### What is needed
Tally the lines holding the string "GRAD" and reply with that number alone.

** begin Materials provided **

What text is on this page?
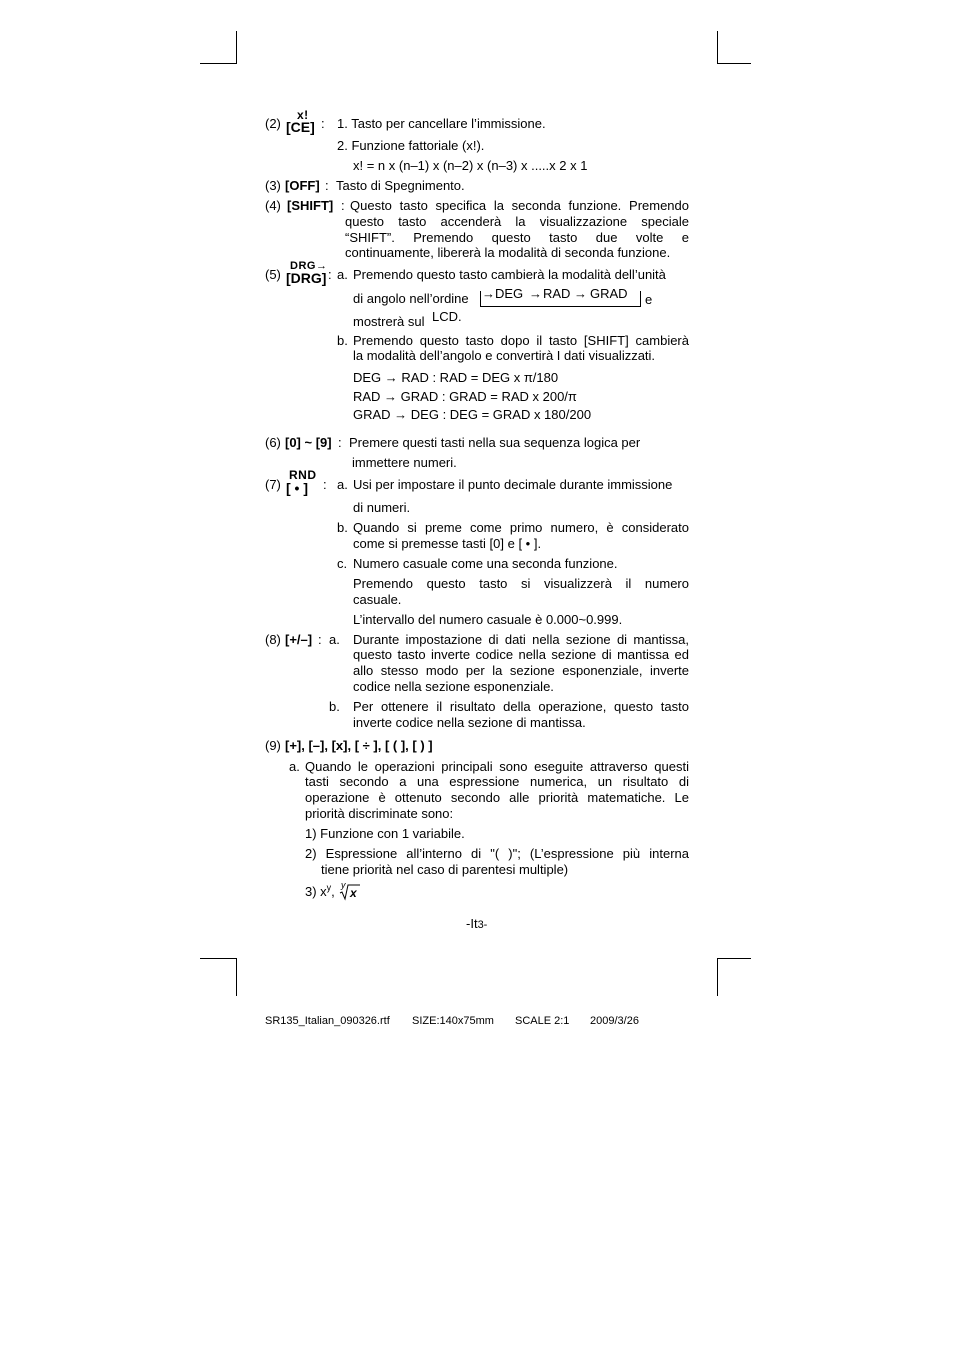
(2)
x!
[CE] : 1. Tasto per cancellare l’immissione.
2. Funzione fattoriale (x!).
x! = n x (n–1) x (n–2) x (n–3) x .....x 2 x 1
(3) [OFF] : Tasto di Spegnimento.
(4) [SHIFT] : Questo tasto specifica la seconda funzione. Premendo
questo tasto accenderà la visualizzazione speciale
“SHIFT”. Premendo questo tasto due volte e
continuamente, libererà la modalità di seconda funzione.
(5)
DRG→
[DRG] : a. Premendo questo tasto cambierà la modalità dell’unità
di angolo nell’ordine → DEG → RAD → GRAD e
mostrerà sul LCD.
b. Premendo questo tasto dopo il tasto [SHIFT] cambierà
la modalità dell’angolo e convertirà I dati visualizzati.
DEG → RAD : RAD = DEG x π/180
RAD → GRAD : GRAD = RAD x 200/π
GRAD → DEG : DEG = GRAD x 180/200
(6) [0] ~ [9] : Premere questi tasti nella sua sequenza logica per
immettere numeri.
RND
(7) [ • ] : a. Usi per impostare il punto decimale durante immissione
di numeri.
b. Quando si preme come primo numero, è considerato
come si premesse tasti [0] e [ • ].
c. Numero casuale come una seconda funzione.
Premendo questo tasto si visualizzerà il numero
casuale.
L’intervallo del numero casuale è 0.000~0.999.
(8) [+/–] : a. Durante impostazione di dati nella sezione di mantissa,
questo tasto inverte codice nella sezione di mantissa ed
allo stesso modo per la sezione esponenziale, inverte
codice nella sezione esponenziale.
b. Per ottenere il risultato della operazione, questo tasto
inverte codice nella sezione di mantissa.
(9) [+], [–], [x], [ ÷ ], [ ( ], [ ) ]
a. Quando le operazioni principali sono eseguite attraverso questi
tasti secondo a una espressione numerica, un risultato di
operazione è ottenuto secondo alle priorità matematiche. Le
priorità discriminate sono:
1) Funzione con 1 variabile.
2) Espressione all’interno di "( )"; (L’espressione più interna
tiene priorità nel caso di parentesi multiple)
3) $x^y$, y
x
-It3-
SR135_Italian_090326.rtf SIZE:140x75mm SCALE 2:1 2009/3/26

** end Materials provided **

### Completed task
3